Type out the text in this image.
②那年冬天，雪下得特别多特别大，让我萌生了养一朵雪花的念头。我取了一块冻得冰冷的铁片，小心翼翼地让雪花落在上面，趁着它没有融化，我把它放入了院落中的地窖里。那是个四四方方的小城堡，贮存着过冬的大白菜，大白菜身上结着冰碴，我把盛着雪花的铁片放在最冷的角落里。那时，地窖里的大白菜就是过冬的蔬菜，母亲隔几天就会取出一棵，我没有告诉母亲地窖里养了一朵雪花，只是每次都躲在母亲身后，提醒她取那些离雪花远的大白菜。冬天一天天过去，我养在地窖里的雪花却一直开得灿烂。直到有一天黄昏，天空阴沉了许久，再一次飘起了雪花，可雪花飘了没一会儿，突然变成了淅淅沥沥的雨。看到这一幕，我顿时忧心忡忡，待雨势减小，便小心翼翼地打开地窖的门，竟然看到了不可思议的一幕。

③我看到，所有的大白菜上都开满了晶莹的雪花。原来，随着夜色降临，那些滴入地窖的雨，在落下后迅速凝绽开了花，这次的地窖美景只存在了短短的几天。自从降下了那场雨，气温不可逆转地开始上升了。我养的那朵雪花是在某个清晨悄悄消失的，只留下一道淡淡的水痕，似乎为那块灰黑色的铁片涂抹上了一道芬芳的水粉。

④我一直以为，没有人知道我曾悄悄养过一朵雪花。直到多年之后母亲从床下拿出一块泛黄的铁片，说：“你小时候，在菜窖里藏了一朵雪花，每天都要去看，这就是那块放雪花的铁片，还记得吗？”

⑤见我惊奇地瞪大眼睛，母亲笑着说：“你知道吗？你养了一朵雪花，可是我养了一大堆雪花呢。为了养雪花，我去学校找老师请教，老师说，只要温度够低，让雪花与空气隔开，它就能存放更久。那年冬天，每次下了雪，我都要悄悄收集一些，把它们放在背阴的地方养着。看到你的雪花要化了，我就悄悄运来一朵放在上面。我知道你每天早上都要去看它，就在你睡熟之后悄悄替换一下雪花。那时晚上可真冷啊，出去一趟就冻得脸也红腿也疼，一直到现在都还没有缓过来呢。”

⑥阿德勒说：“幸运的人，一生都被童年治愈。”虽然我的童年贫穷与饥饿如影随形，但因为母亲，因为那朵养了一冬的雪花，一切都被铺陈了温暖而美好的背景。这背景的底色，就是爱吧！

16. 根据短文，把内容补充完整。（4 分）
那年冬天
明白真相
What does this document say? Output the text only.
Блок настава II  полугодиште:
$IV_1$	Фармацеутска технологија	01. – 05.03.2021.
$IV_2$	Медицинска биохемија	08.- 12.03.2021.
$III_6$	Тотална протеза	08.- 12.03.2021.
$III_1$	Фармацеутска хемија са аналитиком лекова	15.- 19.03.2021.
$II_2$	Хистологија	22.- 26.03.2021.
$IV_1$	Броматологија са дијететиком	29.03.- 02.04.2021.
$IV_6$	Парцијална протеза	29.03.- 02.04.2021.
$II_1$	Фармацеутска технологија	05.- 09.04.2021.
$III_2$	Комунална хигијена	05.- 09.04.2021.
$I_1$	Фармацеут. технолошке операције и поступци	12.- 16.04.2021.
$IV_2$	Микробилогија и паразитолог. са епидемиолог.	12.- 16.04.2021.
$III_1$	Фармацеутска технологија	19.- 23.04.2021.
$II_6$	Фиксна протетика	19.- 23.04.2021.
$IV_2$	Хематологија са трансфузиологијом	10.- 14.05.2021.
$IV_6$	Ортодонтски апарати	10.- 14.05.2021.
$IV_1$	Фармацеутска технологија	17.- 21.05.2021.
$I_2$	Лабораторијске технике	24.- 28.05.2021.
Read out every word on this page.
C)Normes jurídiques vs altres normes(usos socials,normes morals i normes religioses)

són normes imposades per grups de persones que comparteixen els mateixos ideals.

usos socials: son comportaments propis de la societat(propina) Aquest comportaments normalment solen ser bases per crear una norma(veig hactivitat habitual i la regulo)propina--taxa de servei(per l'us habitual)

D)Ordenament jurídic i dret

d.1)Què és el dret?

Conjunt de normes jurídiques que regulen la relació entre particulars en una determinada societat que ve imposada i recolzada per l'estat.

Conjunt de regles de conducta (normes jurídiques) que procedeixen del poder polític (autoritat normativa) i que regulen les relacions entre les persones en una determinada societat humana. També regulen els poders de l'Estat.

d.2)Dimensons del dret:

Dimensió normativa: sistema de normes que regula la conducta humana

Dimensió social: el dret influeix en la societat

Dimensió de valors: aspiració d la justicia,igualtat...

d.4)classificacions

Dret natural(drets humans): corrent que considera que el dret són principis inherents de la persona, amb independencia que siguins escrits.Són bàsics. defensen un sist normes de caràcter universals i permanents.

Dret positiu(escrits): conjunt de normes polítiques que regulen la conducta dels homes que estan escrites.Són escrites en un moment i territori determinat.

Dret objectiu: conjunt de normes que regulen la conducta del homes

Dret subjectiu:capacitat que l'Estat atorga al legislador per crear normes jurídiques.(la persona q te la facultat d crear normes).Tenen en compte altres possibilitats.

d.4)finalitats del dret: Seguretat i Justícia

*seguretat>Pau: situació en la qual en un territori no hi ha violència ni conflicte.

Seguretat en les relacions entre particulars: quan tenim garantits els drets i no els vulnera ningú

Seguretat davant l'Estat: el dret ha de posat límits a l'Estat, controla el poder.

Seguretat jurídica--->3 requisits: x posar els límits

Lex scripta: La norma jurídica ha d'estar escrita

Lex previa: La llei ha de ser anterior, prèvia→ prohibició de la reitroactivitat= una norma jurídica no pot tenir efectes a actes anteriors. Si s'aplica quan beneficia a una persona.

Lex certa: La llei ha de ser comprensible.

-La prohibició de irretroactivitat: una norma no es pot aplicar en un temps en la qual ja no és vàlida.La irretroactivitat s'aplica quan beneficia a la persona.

================================

• REQUEST:
The listing above should be transcribed in full, exactly as written.

• TASK OUTPUT:
Type out the text in this image.
②那年冬天，雪下得特别多特别大，让我萌生了养一朵雪花的念头。我取了一块冻得冰冷的铁片，小心翼翼地让雪花落在上面，趁着它没有融化，我把它放入了院落中的地窖里。那是个四四方方的小城堡，贮存着过冬的大白菜，大白菜身上结着冰碴，我把盛着雪花的铁片放在最冷的角落里。那时，地窖里的大白菜就是过冬的蔬菜，母亲隔几天就会取出一棵，我没有告诉母亲地窖里养了一朵雪花，只是每次都躲在母亲身后，提醒她取那些离雪花远的大白菜。冬天一天天过去，我养在地窖里的雪花却一直开得灿烂。直到有一天黄昏，天空阴沉了许久，再一次飘起了雪花，可雪花飘了没一会儿，突然变成了淅淅沥沥的雨。看到这一幕，我顿时忧心忡忡，待雨势减小，便小心翼翼地打开地窖的门，竟然看到了不可思议的一幕。

③我看到，所有的大白菜上都开满了晶莹的雪花。原来，随着夜色降临，那些滴入地窖的雨，在落下后迅速凝绽开了花，这次的地窖美景只存在了短短的几天。自从降下了那场雨，气温不可逆转地开始上升了。我养的那朵雪花是在某个清晨悄悄消失的，只留下一道淡淡的水痕，似乎为那块灰黑色的铁片涂抹上了一道芬芳的水粉。

④我一直以为，没有人知道我曾悄悄养过一朵雪花。直到多年之后母亲从床下拿出一块泛黄的铁片，说：“你小时候，在菜窖里藏了一朵雪花，每天都要去看，这就是那块放雪花的铁片，还记得吗？”

⑤见我惊奇地瞪大眼睛，母亲笑着说：“你知道吗？你养了一朵雪花，可是我养了一大堆雪花呢。为了养雪花，我去学校找老师请教，老师说，只要温度够低，让雪花与空气隔开，它就能存放更久。那年冬天，每次下了雪，我都要悄悄收集一些，把它们放在背阴的地方养着。看到你的雪花要化了，我就悄悄运来一朵放在上面。我知道你每天早上都要去看它，就在你睡熟之后悄悄替换一下雪花。那时晚上可真冷啊，出去一趟就冻得脸也红腿也疼，一直到现在都还没有缓过来呢。”

⑥阿德勒说：“幸运的人，一生都被童年治愈。”虽然我的童年贫穷与饥饿如影随形，但因为母亲，因为那朵养了一冬的雪花，一切都被铺陈了温暖而美好的背景。这背景的底色，就是爱吧！

16. 根据短文，把内容补充完整。（4 分）
那年冬天
明白真相
What does this document say? Output the text only.
Блок настава II  полугодиште:
$IV_1$	Фармацеутска технологија	01. – 05.03.2021.
$IV_2$	Медицинска биохемија	08.- 12.03.2021.
$III_6$	Тотална протеза	08.- 12.03.2021.
$III_1$	Фармацеутска хемија са аналитиком лекова	15.- 19.03.2021.
$II_2$	Хистологија	22.- 26.03.2021.
$IV_1$	Броматологија са дијететиком	29.03.- 02.04.2021.
$IV_6$	Парцијална протеза	29.03.- 02.04.2021.
$II_1$	Фармацеутска технологија	05.- 09.04.2021.
$III_2$	Комунална хигијена	05.- 09.04.2021.
$I_1$	Фармацеут. технолошке операције и поступци	12.- 16.04.2021.
$IV_2$	Микробилогија и паразитолог. са епидемиолог.	12.- 16.04.2021.
$III_1$	Фармацеутска технологија	19.- 23.04.2021.
$II_6$	Фиксна протетика	19.- 23.04.2021.
$IV_2$	Хематологија са трансфузиологијом	10.- 14.05.2021.
$IV_6$	Ортодонтски апарати	10.- 14.05.2021.
$IV_1$	Фармацеутска технологија	17.- 21.05.2021.
$I_2$	Лабораторијске технике	24.- 28.05.2021.
Read out every word on this page.
C)Normes jurídiques vs altres normes(usos socials,normes morals i normes religioses)

són normes imposades per grups de persones que comparteixen els mateixos ideals.

usos socials: son comportaments propis de la societat(propina) Aquest comportaments normalment solen ser bases per crear una norma(veig hactivitat habitual i la regulo)propina--taxa de servei(per l'us habitual)

D)Ordenament jurídic i dret

d.1)Què és el dret?

Conjunt de normes jurídiques que regulen la relació entre particulars en una determinada societat que ve imposada i recolzada per l'estat.

Conjunt de regles de conducta (normes jurídiques) que procedeixen del poder polític (autoritat normativa) i que regulen les relacions entre les persones en una determinada societat humana. També regulen els poders de l'Estat.

d.2)Dimensons del dret:

Dimensió normativa: sistema de normes que regula la conducta humana

Dimensió social: el dret influeix en la societat

Dimensió de valors: aspiració d la justicia,igualtat...

d.4)classificacions

Dret natural(drets humans): corrent que considera que el dret són principis inherents de la persona, amb independencia que siguins escrits.Són bàsics. defensen un sist normes de caràcter universals i permanents.

Dret positiu(escrits): conjunt de normes polítiques que regulen la conducta dels homes que estan escrites.Són escrites en un moment i territori determinat.

Dret objectiu: conjunt de normes que regulen la conducta del homes

Dret subjectiu:capacitat que l'Estat atorga al legislador per crear normes jurídiques.(la persona q te la facultat d crear normes).Tenen en compte altres possibilitats.

d.4)finalitats del dret: Seguretat i Justícia

*seguretat>Pau: situació en la qual en un territori no hi ha violència ni conflicte.

Seguretat en les relacions entre particulars: quan tenim garantits els drets i no els vulnera ningú

Seguretat davant l'Estat: el dret ha de posat límits a l'Estat, controla el poder.

Seguretat jurídica--->3 requisits: x posar els límits

Lex scripta: La norma jurídica ha d'estar escrita

Lex previa: La llei ha de ser anterior, prèvia→ prohibició de la reitroactivitat= una norma jurídica no pot tenir efectes a actes anteriors. Si s'aplica quan beneficia a una persona.

Lex certa: La llei ha de ser comprensible.

-La prohibició de irretroactivitat: una norma no es pot aplicar en un temps en la qual ja no és vàlida.La irretroactivitat s'aplica quan beneficia a la persona.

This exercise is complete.